#### Data

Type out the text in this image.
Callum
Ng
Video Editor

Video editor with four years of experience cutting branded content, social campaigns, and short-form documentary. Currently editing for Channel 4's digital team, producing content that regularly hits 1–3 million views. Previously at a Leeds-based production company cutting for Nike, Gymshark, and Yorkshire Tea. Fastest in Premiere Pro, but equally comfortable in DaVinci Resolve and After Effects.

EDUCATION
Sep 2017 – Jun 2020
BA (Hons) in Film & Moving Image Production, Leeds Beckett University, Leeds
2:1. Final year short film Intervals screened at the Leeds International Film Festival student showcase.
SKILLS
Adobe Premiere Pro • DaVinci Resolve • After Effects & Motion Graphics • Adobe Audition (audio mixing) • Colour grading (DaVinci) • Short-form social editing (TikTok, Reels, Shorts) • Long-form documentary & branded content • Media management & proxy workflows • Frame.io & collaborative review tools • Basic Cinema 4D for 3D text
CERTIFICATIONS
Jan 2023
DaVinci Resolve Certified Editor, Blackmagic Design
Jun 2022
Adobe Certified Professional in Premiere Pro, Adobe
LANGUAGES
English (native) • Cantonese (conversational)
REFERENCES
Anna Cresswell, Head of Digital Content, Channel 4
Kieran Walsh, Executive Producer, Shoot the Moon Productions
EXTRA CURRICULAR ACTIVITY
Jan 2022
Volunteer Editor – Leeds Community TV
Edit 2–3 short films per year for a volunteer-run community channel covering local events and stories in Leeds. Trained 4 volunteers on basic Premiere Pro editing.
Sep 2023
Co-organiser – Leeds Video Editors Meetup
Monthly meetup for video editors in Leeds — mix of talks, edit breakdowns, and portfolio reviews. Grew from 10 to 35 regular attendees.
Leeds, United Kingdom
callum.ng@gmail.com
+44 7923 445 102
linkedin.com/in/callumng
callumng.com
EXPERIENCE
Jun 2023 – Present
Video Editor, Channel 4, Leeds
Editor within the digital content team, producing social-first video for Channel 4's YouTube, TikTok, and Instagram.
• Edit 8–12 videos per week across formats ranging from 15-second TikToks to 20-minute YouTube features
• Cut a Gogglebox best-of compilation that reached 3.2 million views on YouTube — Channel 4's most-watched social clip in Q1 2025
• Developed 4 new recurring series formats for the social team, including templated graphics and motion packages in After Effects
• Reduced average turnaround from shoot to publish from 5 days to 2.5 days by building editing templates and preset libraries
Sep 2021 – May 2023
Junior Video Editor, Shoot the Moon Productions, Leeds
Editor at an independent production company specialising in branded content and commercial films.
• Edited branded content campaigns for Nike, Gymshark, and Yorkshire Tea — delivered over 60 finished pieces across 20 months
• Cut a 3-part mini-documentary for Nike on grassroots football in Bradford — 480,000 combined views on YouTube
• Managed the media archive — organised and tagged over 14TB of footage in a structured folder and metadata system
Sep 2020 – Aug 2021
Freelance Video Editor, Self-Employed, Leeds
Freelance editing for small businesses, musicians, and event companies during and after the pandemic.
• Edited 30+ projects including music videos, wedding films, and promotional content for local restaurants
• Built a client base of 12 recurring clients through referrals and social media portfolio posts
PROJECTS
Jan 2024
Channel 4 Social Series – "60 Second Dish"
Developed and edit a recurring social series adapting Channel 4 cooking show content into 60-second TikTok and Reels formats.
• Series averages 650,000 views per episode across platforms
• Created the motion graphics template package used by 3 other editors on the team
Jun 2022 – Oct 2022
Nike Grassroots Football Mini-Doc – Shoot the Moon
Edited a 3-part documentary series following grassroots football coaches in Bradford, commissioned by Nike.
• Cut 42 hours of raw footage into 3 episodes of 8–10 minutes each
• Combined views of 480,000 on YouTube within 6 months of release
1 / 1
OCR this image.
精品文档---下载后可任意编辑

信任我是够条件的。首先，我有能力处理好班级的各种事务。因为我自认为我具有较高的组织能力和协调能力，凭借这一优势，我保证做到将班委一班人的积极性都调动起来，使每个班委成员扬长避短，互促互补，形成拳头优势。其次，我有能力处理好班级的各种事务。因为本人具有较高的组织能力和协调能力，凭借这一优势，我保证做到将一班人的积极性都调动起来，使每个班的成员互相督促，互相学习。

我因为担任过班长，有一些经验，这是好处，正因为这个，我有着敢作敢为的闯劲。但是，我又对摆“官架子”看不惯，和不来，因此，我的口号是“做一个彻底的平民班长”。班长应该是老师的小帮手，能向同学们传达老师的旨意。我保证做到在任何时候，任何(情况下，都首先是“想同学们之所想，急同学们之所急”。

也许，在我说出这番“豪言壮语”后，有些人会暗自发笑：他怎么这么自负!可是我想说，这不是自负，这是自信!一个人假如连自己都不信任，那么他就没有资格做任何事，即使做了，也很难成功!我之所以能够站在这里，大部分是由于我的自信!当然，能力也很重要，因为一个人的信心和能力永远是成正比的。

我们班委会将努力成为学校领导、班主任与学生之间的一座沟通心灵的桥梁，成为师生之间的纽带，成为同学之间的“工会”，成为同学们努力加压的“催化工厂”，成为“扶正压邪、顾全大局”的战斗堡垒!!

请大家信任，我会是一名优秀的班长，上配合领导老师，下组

########

Work to complete: Using the data above, reproduce every line exactly.

Final answer:
Type out the text in this image.
Callum
Ng
Video Editor

Video editor with four years of experience cutting branded content, social campaigns, and short-form documentary. Currently editing for Channel 4's digital team, producing content that regularly hits 1–3 million views. Previously at a Leeds-based production company cutting for Nike, Gymshark, and Yorkshire Tea. Fastest in Premiere Pro, but equally comfortable in DaVinci Resolve and After Effects.

EDUCATION
Sep 2017 – Jun 2020
BA (Hons) in Film & Moving Image Production, Leeds Beckett University, Leeds
2:1. Final year short film Intervals screened at the Leeds International Film Festival student showcase.
SKILLS
Adobe Premiere Pro • DaVinci Resolve • After Effects & Motion Graphics • Adobe Audition (audio mixing) • Colour grading (DaVinci) • Short-form social editing (TikTok, Reels, Shorts) • Long-form documentary & branded content • Media management & proxy workflows • Frame.io & collaborative review tools • Basic Cinema 4D for 3D text
CERTIFICATIONS
Jan 2023
DaVinci Resolve Certified Editor, Blackmagic Design
Jun 2022
Adobe Certified Professional in Premiere Pro, Adobe
LANGUAGES
English (native) • Cantonese (conversational)
REFERENCES
Anna Cresswell, Head of Digital Content, Channel 4
Kieran Walsh, Executive Producer, Shoot the Moon Productions
EXTRA CURRICULAR ACTIVITY
Jan 2022
Volunteer Editor – Leeds Community TV
Edit 2–3 short films per year for a volunteer-run community channel covering local events and stories in Leeds. Trained 4 volunteers on basic Premiere Pro editing.
Sep 2023
Co-organiser – Leeds Video Editors Meetup
Monthly meetup for video editors in Leeds — mix of talks, edit breakdowns, and portfolio reviews. Grew from 10 to 35 regular attendees.
Leeds, United Kingdom
callum.ng@gmail.com
+44 7923 445 102
linkedin.com/in/callumng
callumng.com
EXPERIENCE
Jun 2023 – Present
Video Editor, Channel 4, Leeds
Editor within the digital content team, producing social-first video for Channel 4's YouTube, TikTok, and Instagram.
• Edit 8–12 videos per week across formats ranging from 15-second TikToks to 20-minute YouTube features
• Cut a Gogglebox best-of compilation that reached 3.2 million views on YouTube — Channel 4's most-watched social clip in Q1 2025
• Developed 4 new recurring series formats for the social team, including templated graphics and motion packages in After Effects
• Reduced average turnaround from shoot to publish from 5 days to 2.5 days by building editing templates and preset libraries
Sep 2021 – May 2023
Junior Video Editor, Shoot the Moon Productions, Leeds
Editor at an independent production company specialising in branded content and commercial films.
• Edited branded content campaigns for Nike, Gymshark, and Yorkshire Tea — delivered over 60 finished pieces across 20 months
• Cut a 3-part mini-documentary for Nike on grassroots football in Bradford — 480,000 combined views on YouTube
• Managed the media archive — organised and tagged over 14TB of footage in a structured folder and metadata system
Sep 2020 – Aug 2021
Freelance Video Editor, Self-Employed, Leeds
Freelance editing for small businesses, musicians, and event companies during and after the pandemic.
• Edited 30+ projects including music videos, wedding films, and promotional content for local restaurants
• Built a client base of 12 recurring clients through referrals and social media portfolio posts
PROJECTS
Jan 2024
Channel 4 Social Series – "60 Second Dish"
Developed and edit a recurring social series adapting Channel 4 cooking show content into 60-second TikTok and Reels formats.
• Series averages 650,000 views per episode across platforms
• Created the motion graphics template package used by 3 other editors on the team
Jun 2022 – Oct 2022
Nike Grassroots Football Mini-Doc – Shoot the Moon
Edited a 3-part documentary series following grassroots football coaches in Bradford, commissioned by Nike.
• Cut 42 hours of raw footage into 3 episodes of 8–10 minutes each
• Combined views of 480,000 on YouTube within 6 months of release
1 / 1
OCR this image.
精品文档---下载后可任意编辑

信任我是够条件的。首先，我有能力处理好班级的各种事务。因为我自认为我具有较高的组织能力和协调能力，凭借这一优势，我保证做到将班委一班人的积极性都调动起来，使每个班委成员扬长避短，互促互补，形成拳头优势。其次，我有能力处理好班级的各种事务。因为本人具有较高的组织能力和协调能力，凭借这一优势，我保证做到将一班人的积极性都调动起来，使每个班的成员互相督促，互相学习。

我因为担任过班长，有一些经验，这是好处，正因为这个，我有着敢作敢为的闯劲。但是，我又对摆“官架子”看不惯，和不来，因此，我的口号是“做一个彻底的平民班长”。班长应该是老师的小帮手，能向同学们传达老师的旨意。我保证做到在任何时候，任何(情况下，都首先是“想同学们之所想，急同学们之所急”。

也许，在我说出这番“豪言壮语”后，有些人会暗自发笑：他怎么这么自负!可是我想说，这不是自负，这是自信!一个人假如连自己都不信任，那么他就没有资格做任何事，即使做了，也很难成功!我之所以能够站在这里，大部分是由于我的自信!当然，能力也很重要，因为一个人的信心和能力永远是成正比的。

我们班委会将努力成为学校领导、班主任与学生之间的一座沟通心灵的桥梁，成为师生之间的纽带，成为同学之间的“工会”，成为同学们努力加压的“催化工厂”，成为“扶正压邪、顾全大局”的战斗堡垒!!

请大家信任，我会是一名优秀的班长，上配合领导老师，下组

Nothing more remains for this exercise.